Short task. Extract each record and reproduce it exactly.

======

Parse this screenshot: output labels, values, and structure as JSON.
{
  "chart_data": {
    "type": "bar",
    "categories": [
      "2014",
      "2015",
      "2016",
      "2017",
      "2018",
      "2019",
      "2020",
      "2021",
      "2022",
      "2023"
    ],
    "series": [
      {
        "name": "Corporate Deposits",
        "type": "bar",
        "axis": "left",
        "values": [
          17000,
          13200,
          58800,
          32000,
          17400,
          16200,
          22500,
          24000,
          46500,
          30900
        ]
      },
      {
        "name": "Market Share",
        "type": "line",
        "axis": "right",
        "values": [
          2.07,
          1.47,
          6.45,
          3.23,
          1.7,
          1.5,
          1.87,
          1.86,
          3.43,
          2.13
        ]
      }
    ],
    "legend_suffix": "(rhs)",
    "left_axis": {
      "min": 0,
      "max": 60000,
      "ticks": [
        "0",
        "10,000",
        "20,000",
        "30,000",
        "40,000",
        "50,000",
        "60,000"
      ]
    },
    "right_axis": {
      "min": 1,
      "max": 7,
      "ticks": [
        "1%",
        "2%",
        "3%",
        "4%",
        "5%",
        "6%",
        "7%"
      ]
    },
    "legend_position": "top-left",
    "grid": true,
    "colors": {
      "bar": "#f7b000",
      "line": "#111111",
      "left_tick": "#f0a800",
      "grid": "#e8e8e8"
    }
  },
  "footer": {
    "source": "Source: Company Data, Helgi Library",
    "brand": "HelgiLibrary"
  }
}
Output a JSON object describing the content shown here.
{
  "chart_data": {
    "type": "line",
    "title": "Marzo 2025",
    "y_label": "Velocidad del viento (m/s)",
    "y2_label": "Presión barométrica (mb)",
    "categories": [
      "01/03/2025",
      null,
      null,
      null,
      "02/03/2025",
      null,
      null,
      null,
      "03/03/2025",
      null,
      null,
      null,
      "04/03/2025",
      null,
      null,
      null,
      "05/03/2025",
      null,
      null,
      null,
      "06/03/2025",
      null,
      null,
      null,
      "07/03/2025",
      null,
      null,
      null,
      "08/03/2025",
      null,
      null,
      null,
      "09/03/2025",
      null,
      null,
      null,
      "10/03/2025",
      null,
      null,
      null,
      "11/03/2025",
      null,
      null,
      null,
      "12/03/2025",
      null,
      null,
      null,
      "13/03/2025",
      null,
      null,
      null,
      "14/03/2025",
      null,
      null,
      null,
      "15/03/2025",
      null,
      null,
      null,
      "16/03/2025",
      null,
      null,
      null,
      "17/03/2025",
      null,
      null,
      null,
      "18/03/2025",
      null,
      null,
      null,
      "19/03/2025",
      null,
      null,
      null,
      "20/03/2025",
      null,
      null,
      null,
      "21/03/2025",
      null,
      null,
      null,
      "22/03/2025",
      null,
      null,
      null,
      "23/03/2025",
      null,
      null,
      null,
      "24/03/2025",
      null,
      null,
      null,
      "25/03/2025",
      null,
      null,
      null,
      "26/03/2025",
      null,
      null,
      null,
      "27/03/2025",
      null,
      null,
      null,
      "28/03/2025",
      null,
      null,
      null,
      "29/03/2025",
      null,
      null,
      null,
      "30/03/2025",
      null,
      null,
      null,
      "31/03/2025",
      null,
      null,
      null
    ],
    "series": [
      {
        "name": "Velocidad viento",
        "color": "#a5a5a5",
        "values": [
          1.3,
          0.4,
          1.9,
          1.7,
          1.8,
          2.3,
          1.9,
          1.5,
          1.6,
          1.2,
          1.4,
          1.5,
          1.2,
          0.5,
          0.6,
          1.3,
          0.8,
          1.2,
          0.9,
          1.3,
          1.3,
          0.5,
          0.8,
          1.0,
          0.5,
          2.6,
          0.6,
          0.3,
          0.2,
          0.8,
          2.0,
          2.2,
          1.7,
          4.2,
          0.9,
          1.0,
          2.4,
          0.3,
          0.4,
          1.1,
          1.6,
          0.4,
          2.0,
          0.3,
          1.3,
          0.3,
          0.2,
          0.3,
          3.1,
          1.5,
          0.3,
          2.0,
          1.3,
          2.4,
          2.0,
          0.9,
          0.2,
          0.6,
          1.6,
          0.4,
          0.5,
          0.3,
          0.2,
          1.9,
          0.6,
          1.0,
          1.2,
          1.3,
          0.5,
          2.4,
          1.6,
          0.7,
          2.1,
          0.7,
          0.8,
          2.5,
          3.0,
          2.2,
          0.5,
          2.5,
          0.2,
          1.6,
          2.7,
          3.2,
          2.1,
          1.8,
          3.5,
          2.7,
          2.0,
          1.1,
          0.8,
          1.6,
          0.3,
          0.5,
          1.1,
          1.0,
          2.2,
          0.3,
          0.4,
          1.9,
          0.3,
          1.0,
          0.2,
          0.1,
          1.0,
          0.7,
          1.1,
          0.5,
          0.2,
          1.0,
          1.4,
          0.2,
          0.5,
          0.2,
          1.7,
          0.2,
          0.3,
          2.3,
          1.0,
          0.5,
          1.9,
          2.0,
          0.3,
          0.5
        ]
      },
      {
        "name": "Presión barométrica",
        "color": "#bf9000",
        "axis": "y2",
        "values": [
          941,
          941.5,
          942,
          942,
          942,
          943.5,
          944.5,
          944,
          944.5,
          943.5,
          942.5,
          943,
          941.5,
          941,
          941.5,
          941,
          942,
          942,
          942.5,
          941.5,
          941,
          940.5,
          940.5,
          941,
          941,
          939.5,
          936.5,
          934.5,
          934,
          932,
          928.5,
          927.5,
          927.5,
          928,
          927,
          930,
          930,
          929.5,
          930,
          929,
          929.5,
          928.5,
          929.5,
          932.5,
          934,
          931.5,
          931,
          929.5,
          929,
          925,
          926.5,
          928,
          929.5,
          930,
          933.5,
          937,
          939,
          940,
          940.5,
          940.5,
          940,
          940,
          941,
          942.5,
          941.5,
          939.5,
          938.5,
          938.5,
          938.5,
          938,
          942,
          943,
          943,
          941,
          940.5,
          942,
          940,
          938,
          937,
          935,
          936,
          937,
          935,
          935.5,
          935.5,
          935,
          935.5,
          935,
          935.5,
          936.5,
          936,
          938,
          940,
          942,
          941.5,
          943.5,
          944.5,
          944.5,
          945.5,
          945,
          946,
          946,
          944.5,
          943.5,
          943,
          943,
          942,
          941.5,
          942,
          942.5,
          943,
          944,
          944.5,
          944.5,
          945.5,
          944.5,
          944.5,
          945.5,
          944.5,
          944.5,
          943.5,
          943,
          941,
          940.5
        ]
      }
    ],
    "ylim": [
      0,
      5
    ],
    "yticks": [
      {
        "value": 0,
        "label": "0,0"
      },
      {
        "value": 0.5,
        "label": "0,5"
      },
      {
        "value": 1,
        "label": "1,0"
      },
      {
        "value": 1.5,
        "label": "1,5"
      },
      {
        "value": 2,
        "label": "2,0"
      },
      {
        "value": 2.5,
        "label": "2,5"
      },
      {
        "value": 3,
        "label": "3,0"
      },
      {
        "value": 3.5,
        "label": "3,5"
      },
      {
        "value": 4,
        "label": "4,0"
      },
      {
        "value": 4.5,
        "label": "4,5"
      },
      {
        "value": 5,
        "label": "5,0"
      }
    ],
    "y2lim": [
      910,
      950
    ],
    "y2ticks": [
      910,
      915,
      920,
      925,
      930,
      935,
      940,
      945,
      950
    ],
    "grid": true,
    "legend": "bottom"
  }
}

======

Reply to the exercise.
Parse this screenshot: output labels, values, and structure as JSON.
{
  "chart_data": {
    "type": "bar",
    "categories": [
      "2014",
      "2015",
      "2016",
      "2017",
      "2018",
      "2019",
      "2020",
      "2021",
      "2022",
      "2023"
    ],
    "series": [
      {
        "name": "Corporate Deposits",
        "type": "bar",
        "axis": "left",
        "values": [
          17000,
          13200,
          58800,
          32000,
          17400,
          16200,
          22500,
          24000,
          46500,
          30900
        ]
      },
      {
        "name": "Market Share",
        "type": "line",
        "axis": "right",
        "values": [
          2.07,
          1.47,
          6.45,
          3.23,
          1.7,
          1.5,
          1.87,
          1.86,
          3.43,
          2.13
        ]
      }
    ],
    "legend_suffix": "(rhs)",
    "left_axis": {
      "min": 0,
      "max": 60000,
      "ticks": [
        "0",
        "10,000",
        "20,000",
        "30,000",
        "40,000",
        "50,000",
        "60,000"
      ]
    },
    "right_axis": {
      "min": 1,
      "max": 7,
      "ticks": [
        "1%",
        "2%",
        "3%",
        "4%",
        "5%",
        "6%",
        "7%"
      ]
    },
    "legend_position": "top-left",
    "grid": true,
    "colors": {
      "bar": "#f7b000",
      "line": "#111111",
      "left_tick": "#f0a800",
      "grid": "#e8e8e8"
    }
  },
  "footer": {
    "source": "Source: Company Data, Helgi Library",
    "brand": "HelgiLibrary"
  }
}
Output a JSON object describing the content shown here.
{
  "chart_data": {
    "type": "line",
    "title": "Marzo 2025",
    "y_label": "Velocidad del viento (m/s)",
    "y2_label": "Presión barométrica (mb)",
    "categories": [
      "01/03/2025",
      null,
      null,
      null,
      "02/03/2025",
      null,
      null,
      null,
      "03/03/2025",
      null,
      null,
      null,
      "04/03/2025",
      null,
      null,
      null,
      "05/03/2025",
      null,
      null,
      null,
      "06/03/2025",
      null,
      null,
      null,
      "07/03/2025",
      null,
      null,
      null,
      "08/03/2025",
      null,
      null,
      null,
      "09/03/2025",
      null,
      null,
      null,
      "10/03/2025",
      null,
      null,
      null,
      "11/03/2025",
      null,
      null,
      null,
      "12/03/2025",
      null,
      null,
      null,
      "13/03/2025",
      null,
      null,
      null,
      "14/03/2025",
      null,
      null,
      null,
      "15/03/2025",
      null,
      null,
      null,
      "16/03/2025",
      null,
      null,
      null,
      "17/03/2025",
      null,
      null,
      null,
      "18/03/2025",
      null,
      null,
      null,
      "19/03/2025",
      null,
      null,
      null,
      "20/03/2025",
      null,
      null,
      null,
      "21/03/2025",
      null,
      null,
      null,
      "22/03/2025",
      null,
      null,
      null,
      "23/03/2025",
      null,
      null,
      null,
      "24/03/2025",
      null,
      null,
      null,
      "25/03/2025",
      null,
      null,
      null,
      "26/03/2025",
      null,
      null,
      null,
      "27/03/2025",
      null,
      null,
      null,
      "28/03/2025",
      null,
      null,
      null,
      "29/03/2025",
      null,
      null,
      null,
      "30/03/2025",
      null,
      null,
      null,
      "31/03/2025",
      null,
      null,
      null
    ],
    "series": [
      {
        "name": "Velocidad viento",
        "color": "#a5a5a5",
        "values": [
          1.3,
          0.4,
          1.9,
          1.7,
          1.8,
          2.3,
          1.9,
          1.5,
          1.6,
          1.2,
          1.4,
          1.5,
          1.2,
          0.5,
          0.6,
          1.3,
          0.8,
          1.2,
          0.9,
          1.3,
          1.3,
          0.5,
          0.8,
          1.0,
          0.5,
          2.6,
          0.6,
          0.3,
          0.2,
          0.8,
          2.0,
          2.2,
          1.7,
          4.2,
          0.9,
          1.0,
          2.4,
          0.3,
          0.4,
          1.1,
          1.6,
          0.4,
          2.0,
          0.3,
          1.3,
          0.3,
          0.2,
          0.3,
          3.1,
          1.5,
          0.3,
          2.0,
          1.3,
          2.4,
          2.0,
          0.9,
          0.2,
          0.6,
          1.6,
          0.4,
          0.5,
          0.3,
          0.2,
          1.9,
          0.6,
          1.0,
          1.2,
          1.3,
          0.5,
          2.4,
          1.6,
          0.7,
          2.1,
          0.7,
          0.8,
          2.5,
          3.0,
          2.2,
          0.5,
          2.5,
          0.2,
          1.6,
          2.7,
          3.2,
          2.1,
          1.8,
          3.5,
          2.7,
          2.0,
          1.1,
          0.8,
          1.6,
          0.3,
          0.5,
          1.1,
          1.0,
          2.2,
          0.3,
          0.4,
          1.9,
          0.3,
          1.0,
          0.2,
          0.1,
          1.0,
          0.7,
          1.1,
          0.5,
          0.2,
          1.0,
          1.4,
          0.2,
          0.5,
          0.2,
          1.7,
          0.2,
          0.3,
          2.3,
          1.0,
          0.5,
          1.9,
          2.0,
          0.3,
          0.5
        ]
      },
      {
        "name": "Presión barométrica",
        "color": "#bf9000",
        "axis": "y2",
        "values": [
          941,
          941.5,
          942,
          942,
          942,
          943.5,
          944.5,
          944,
          944.5,
          943.5,
          942.5,
          943,
          941.5,
          941,
          941.5,
          941,
          942,
          942,
          942.5,
          941.5,
          941,
          940.5,
          940.5,
          941,
          941,
          939.5,
          936.5,
          934.5,
          934,
          932,
          928.5,
          927.5,
          927.5,
          928,
          927,
          930,
          930,
          929.5,
          930,
          929,
          929.5,
          928.5,
          929.5,
          932.5,
          934,
          931.5,
          931,
          929.5,
          929,
          925,
          926.5,
          928,
          929.5,
          930,
          933.5,
          937,
          939,
          940,
          940.5,
          940.5,
          940,
          940,
          941,
          942.5,
          941.5,
          939.5,
          938.5,
          938.5,
          938.5,
          938,
          942,
          943,
          943,
          941,
          940.5,
          942,
          940,
          938,
          937,
          935,
          936,
          937,
          935,
          935.5,
          935.5,
          935,
          935.5,
          935,
          935.5,
          936.5,
          936,
          938,
          940,
          942,
          941.5,
          943.5,
          944.5,
          944.5,
          945.5,
          945,
          946,
          946,
          944.5,
          943.5,
          943,
          943,
          942,
          941.5,
          942,
          942.5,
          943,
          944,
          944.5,
          944.5,
          945.5,
          944.5,
          944.5,
          945.5,
          944.5,
          944.5,
          943.5,
          943,
          941,
          940.5
        ]
      }
    ],
    "ylim": [
      0,
      5
    ],
    "yticks": [
      {
        "value": 0,
        "label": "0,0"
      },
      {
        "value": 0.5,
        "label": "0,5"
      },
      {
        "value": 1,
        "label": "1,0"
      },
      {
        "value": 1.5,
        "label": "1,5"
      },
      {
        "value": 2,
        "label": "2,0"
      },
      {
        "value": 2.5,
        "label": "2,5"
      },
      {
        "value": 3,
        "label": "3,0"
      },
      {
        "value": 3.5,
        "label": "3,5"
      },
      {
        "value": 4,
        "label": "4,0"
      },
      {
        "value": 4.5,
        "label": "4,5"
      },
      {
        "value": 5,
        "label": "5,0"
      }
    ],
    "y2lim": [
      910,
      950
    ],
    "y2ticks": [
      910,
      915,
      920,
      925,
      930,
      935,
      940,
      945,
      950
    ],
    "grid": true,
    "legend": "bottom"
  }
}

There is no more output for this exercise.